[begin EXTRACTED MATERIAL]

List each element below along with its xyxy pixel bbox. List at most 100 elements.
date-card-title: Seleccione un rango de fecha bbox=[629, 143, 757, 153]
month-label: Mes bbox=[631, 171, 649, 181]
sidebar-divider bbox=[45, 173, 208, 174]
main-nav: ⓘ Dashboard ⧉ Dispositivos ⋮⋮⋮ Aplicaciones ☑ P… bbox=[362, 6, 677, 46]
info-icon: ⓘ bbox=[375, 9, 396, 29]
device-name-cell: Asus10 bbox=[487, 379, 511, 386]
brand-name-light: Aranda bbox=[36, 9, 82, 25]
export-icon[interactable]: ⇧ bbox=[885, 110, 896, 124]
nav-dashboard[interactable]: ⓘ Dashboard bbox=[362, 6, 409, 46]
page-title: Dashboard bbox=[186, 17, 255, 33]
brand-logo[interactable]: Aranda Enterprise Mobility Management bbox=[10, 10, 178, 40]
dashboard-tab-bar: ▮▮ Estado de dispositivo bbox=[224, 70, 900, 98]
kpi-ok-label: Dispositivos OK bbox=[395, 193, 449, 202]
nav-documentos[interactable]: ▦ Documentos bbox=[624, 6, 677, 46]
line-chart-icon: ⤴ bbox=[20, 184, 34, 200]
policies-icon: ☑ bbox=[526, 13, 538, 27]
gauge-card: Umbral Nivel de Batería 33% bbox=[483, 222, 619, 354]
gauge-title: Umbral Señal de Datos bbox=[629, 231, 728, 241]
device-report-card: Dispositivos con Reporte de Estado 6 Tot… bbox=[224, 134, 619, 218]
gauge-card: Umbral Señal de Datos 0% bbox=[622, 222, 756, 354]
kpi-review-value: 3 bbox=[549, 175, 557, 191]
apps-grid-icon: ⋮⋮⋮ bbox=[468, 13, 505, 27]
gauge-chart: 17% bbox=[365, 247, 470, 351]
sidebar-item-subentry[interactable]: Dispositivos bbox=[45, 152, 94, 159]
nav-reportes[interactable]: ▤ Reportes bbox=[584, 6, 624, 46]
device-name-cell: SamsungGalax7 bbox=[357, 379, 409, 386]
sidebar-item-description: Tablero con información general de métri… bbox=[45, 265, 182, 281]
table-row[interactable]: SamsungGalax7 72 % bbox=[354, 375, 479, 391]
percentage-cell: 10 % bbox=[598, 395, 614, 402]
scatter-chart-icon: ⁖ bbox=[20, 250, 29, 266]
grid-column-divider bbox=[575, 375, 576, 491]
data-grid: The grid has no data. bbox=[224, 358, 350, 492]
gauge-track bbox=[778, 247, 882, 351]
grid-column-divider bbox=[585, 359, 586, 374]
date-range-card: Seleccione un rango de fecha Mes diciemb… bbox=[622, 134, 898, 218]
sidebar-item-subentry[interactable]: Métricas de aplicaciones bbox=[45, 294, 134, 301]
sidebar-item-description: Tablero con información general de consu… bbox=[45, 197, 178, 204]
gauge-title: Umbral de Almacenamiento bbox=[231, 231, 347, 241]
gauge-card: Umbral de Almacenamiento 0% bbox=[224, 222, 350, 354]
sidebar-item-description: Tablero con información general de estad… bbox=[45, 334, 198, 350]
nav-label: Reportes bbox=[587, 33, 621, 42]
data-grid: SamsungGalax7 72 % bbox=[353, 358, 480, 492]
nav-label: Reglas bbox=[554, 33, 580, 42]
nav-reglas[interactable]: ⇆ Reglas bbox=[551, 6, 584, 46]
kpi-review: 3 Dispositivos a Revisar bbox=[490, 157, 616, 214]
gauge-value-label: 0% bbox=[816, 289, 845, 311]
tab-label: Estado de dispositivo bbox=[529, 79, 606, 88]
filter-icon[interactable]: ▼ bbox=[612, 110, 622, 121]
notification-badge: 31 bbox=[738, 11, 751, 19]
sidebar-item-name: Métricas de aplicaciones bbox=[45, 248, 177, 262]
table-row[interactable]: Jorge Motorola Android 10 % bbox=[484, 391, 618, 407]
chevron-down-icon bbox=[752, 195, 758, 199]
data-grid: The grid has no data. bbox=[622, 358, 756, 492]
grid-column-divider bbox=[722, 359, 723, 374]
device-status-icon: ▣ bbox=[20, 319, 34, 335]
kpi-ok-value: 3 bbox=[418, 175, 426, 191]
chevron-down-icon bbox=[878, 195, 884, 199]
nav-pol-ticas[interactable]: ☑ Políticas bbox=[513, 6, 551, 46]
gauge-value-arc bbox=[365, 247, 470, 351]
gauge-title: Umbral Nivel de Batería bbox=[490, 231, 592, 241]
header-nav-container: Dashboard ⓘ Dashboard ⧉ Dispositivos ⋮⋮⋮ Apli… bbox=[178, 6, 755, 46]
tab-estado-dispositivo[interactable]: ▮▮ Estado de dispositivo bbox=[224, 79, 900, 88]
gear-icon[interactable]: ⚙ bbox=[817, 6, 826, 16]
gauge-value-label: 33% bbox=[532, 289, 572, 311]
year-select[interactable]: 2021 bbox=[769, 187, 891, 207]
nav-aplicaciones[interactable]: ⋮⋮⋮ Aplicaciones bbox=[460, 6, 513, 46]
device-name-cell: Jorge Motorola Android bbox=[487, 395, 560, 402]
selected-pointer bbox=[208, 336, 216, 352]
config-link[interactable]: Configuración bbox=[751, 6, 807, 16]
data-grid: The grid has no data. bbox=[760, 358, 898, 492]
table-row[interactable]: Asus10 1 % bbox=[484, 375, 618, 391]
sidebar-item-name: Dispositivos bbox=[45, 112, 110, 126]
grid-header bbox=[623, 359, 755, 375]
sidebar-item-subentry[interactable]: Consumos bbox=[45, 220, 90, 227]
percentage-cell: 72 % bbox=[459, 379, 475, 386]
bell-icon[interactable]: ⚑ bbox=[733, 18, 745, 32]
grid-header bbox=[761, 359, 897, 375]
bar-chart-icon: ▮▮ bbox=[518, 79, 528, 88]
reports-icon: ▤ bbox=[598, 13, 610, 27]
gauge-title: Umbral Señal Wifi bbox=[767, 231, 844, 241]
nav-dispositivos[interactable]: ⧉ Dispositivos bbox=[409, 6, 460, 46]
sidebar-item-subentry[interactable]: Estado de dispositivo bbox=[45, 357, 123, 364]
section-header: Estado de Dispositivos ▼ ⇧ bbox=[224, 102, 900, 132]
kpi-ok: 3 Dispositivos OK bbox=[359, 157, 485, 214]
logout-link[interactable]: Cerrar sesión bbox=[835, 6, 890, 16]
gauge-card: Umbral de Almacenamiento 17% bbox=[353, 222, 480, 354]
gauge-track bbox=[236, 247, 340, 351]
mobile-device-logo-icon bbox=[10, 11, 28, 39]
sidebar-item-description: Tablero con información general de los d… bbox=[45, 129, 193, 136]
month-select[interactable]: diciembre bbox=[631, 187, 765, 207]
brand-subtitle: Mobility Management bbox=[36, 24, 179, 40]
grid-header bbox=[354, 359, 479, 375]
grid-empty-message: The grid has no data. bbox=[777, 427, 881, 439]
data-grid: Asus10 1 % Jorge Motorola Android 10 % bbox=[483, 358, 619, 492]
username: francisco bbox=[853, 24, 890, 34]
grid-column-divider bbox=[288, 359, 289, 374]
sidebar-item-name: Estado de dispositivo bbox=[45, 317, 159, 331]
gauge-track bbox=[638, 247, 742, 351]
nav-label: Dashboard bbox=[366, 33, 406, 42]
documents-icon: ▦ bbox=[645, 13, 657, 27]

[end EXTRACTED MATERIAL]

Copy out every line above word for word, keeping them in their original order.

▶ RESULT OF THE TASK
List each element below along with its xyxy pixel bbox. List at most 100 elements.
date-card-title: Seleccione un rango de fecha bbox=[629, 143, 757, 153]
month-label: Mes bbox=[631, 171, 649, 181]
sidebar-divider bbox=[45, 173, 208, 174]
main-nav: ⓘ Dashboard ⧉ Dispositivos ⋮⋮⋮ Aplicaciones ☑ P… bbox=[362, 6, 677, 46]
info-icon: ⓘ bbox=[375, 9, 396, 29]
device-name-cell: Asus10 bbox=[487, 379, 511, 386]
brand-name-light: Aranda bbox=[36, 9, 82, 25]
export-icon[interactable]: ⇧ bbox=[885, 110, 896, 124]
nav-dashboard[interactable]: ⓘ Dashboard bbox=[362, 6, 409, 46]
page-title: Dashboard bbox=[186, 17, 255, 33]
brand-logo[interactable]: Aranda Enterprise Mobility Management bbox=[10, 10, 178, 40]
dashboard-tab-bar: ▮▮ Estado de dispositivo bbox=[224, 70, 900, 98]
kpi-ok-label: Dispositivos OK bbox=[395, 193, 449, 202]
nav-documentos[interactable]: ▦ Documentos bbox=[624, 6, 677, 46]
line-chart-icon: ⤴ bbox=[20, 184, 34, 200]
policies-icon: ☑ bbox=[526, 13, 538, 27]
gauge-card: Umbral Nivel de Batería 33% bbox=[483, 222, 619, 354]
gauge-title: Umbral Señal de Datos bbox=[629, 231, 728, 241]
device-report-card: Dispositivos con Reporte de Estado 6 Tot… bbox=[224, 134, 619, 218]
gauge-card: Umbral Señal de Datos 0% bbox=[622, 222, 756, 354]
kpi-review-value: 3 bbox=[549, 175, 557, 191]
apps-grid-icon: ⋮⋮⋮ bbox=[468, 13, 505, 27]
gauge-chart: 17% bbox=[365, 247, 470, 351]
sidebar-item-subentry[interactable]: Dispositivos bbox=[45, 152, 94, 159]
nav-reportes[interactable]: ▤ Reportes bbox=[584, 6, 624, 46]
device-name-cell: SamsungGalax7 bbox=[357, 379, 409, 386]
sidebar-item-description: Tablero con información general de métri… bbox=[45, 265, 182, 281]
table-row[interactable]: SamsungGalax7 72 % bbox=[354, 375, 479, 391]
percentage-cell: 10 % bbox=[598, 395, 614, 402]
scatter-chart-icon: ⁖ bbox=[20, 250, 29, 266]
grid-column-divider bbox=[575, 375, 576, 491]
data-grid: The grid has no data. bbox=[224, 358, 350, 492]
gauge-track bbox=[778, 247, 882, 351]
grid-column-divider bbox=[585, 359, 586, 374]
date-range-card: Seleccione un rango de fecha Mes diciemb… bbox=[622, 134, 898, 218]
sidebar-item-subentry[interactable]: Métricas de aplicaciones bbox=[45, 294, 134, 301]
sidebar-item-description: Tablero con información general de consu… bbox=[45, 197, 178, 204]
gauge-title: Umbral de Almacenamiento bbox=[231, 231, 347, 241]
gauge-card: Umbral de Almacenamiento 0% bbox=[224, 222, 350, 354]
sidebar-item-description: Tablero con información general de estad… bbox=[45, 334, 198, 350]
nav-label: Reportes bbox=[587, 33, 621, 42]
data-grid: SamsungGalax7 72 % bbox=[353, 358, 480, 492]
nav-label: Reglas bbox=[554, 33, 580, 42]
nav-reglas[interactable]: ⇆ Reglas bbox=[551, 6, 584, 46]
kpi-review: 3 Dispositivos a Revisar bbox=[490, 157, 616, 214]
gauge-value-label: 0% bbox=[816, 289, 845, 311]
tab-label: Estado de dispositivo bbox=[529, 79, 606, 88]
filter-icon[interactable]: ▼ bbox=[612, 110, 622, 121]
notification-badge: 31 bbox=[738, 11, 751, 19]
sidebar-item-name: Métricas de aplicaciones bbox=[45, 248, 177, 262]
table-row[interactable]: Jorge Motorola Android 10 % bbox=[484, 391, 618, 407]
chevron-down-icon bbox=[752, 195, 758, 199]
data-grid: The grid has no data. bbox=[622, 358, 756, 492]
grid-column-divider bbox=[722, 359, 723, 374]
device-status-icon: ▣ bbox=[20, 319, 34, 335]
kpi-ok-value: 3 bbox=[418, 175, 426, 191]
chevron-down-icon bbox=[878, 195, 884, 199]
nav-pol-ticas[interactable]: ☑ Políticas bbox=[513, 6, 551, 46]
gauge-value-arc bbox=[365, 247, 470, 351]
gauge-title: Umbral Nivel de Batería bbox=[490, 231, 592, 241]
header-nav-container: Dashboard ⓘ Dashboard ⧉ Dispositivos ⋮⋮⋮ Apli… bbox=[178, 6, 755, 46]
tab-estado-dispositivo[interactable]: ▮▮ Estado de dispositivo bbox=[224, 79, 900, 88]
gear-icon[interactable]: ⚙ bbox=[817, 6, 826, 16]
gauge-value-label: 33% bbox=[532, 289, 572, 311]
year-select[interactable]: 2021 bbox=[769, 187, 891, 207]
nav-aplicaciones[interactable]: ⋮⋮⋮ Aplicaciones bbox=[460, 6, 513, 46]
device-name-cell: Jorge Motorola Android bbox=[487, 395, 560, 402]
selected-pointer bbox=[208, 336, 216, 352]
config-link[interactable]: Configuración bbox=[751, 6, 807, 16]
data-grid: The grid has no data. bbox=[760, 358, 898, 492]
table-row[interactable]: Asus10 1 % bbox=[484, 375, 618, 391]
sidebar-item-name: Dispositivos bbox=[45, 112, 110, 126]
grid-header bbox=[623, 359, 755, 375]
sidebar-item-subentry[interactable]: Consumos bbox=[45, 220, 90, 227]
percentage-cell: 72 % bbox=[459, 379, 475, 386]
bell-icon[interactable]: ⚑ bbox=[733, 18, 745, 32]
grid-header bbox=[761, 359, 897, 375]
bar-chart-icon: ▮▮ bbox=[518, 79, 528, 88]
reports-icon: ▤ bbox=[598, 13, 610, 27]
gauge-title: Umbral Señal Wifi bbox=[767, 231, 844, 241]
nav-dispositivos[interactable]: ⧉ Dispositivos bbox=[409, 6, 460, 46]
sidebar-item-subentry[interactable]: Estado de dispositivo bbox=[45, 357, 123, 364]
section-header: Estado de Dispositivos ▼ ⇧ bbox=[224, 102, 900, 132]
kpi-ok: 3 Dispositivos OK bbox=[359, 157, 485, 214]
logout-link[interactable]: Cerrar sesión bbox=[835, 6, 890, 16]
gauge-card: Umbral de Almacenamiento 17% bbox=[353, 222, 480, 354]
gauge-track bbox=[236, 247, 340, 351]
mobile-device-logo-icon bbox=[10, 11, 28, 39]
sidebar-item-description: Tablero con información general de los d… bbox=[45, 129, 193, 136]
month-select[interactable]: diciembre bbox=[631, 187, 765, 207]
brand-subtitle: Mobility Management bbox=[36, 24, 179, 40]
grid-header bbox=[354, 359, 479, 375]
grid-empty-message: The grid has no data. bbox=[777, 427, 881, 439]
data-grid: Asus10 1 % Jorge Motorola Android 10 % bbox=[483, 358, 619, 492]
username: francisco bbox=[853, 24, 890, 34]
grid-column-divider bbox=[288, 359, 289, 374]
sidebar-item-name: Estado de dispositivo bbox=[45, 317, 159, 331]
gauge-track bbox=[638, 247, 742, 351]
nav-label: Dashboard bbox=[366, 33, 406, 42]
documents-icon: ▦ bbox=[645, 13, 657, 27]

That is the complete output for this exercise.